━━━━━ Listing ━━━━━

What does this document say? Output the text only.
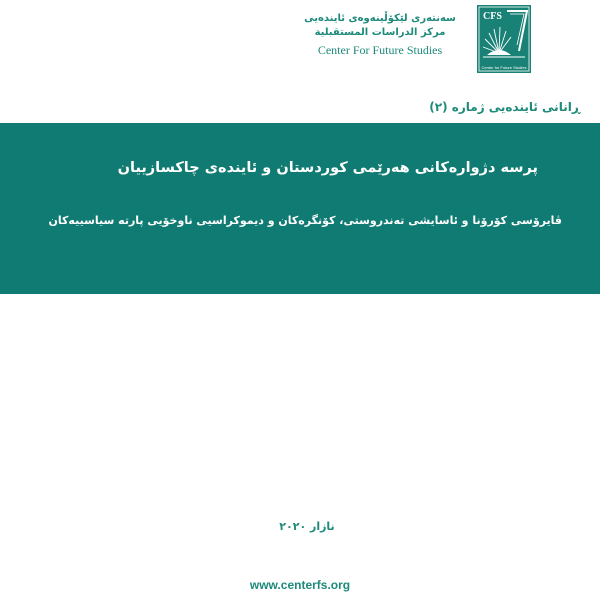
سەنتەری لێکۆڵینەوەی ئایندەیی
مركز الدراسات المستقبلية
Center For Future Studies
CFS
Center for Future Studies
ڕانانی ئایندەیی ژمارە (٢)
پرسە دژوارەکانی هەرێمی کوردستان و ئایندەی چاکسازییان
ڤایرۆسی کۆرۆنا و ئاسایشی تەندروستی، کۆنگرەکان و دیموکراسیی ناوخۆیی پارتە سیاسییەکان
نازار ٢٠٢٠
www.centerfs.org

━━━━━

● **Task details**:
Identify each line holding the string "ئایندەیی", and copy it out.

● **Output of the exercise**:
سەنتەری لێکۆڵینەوەی ئایندەیی
ڕانانی ئایندەیی ژمارە (٢)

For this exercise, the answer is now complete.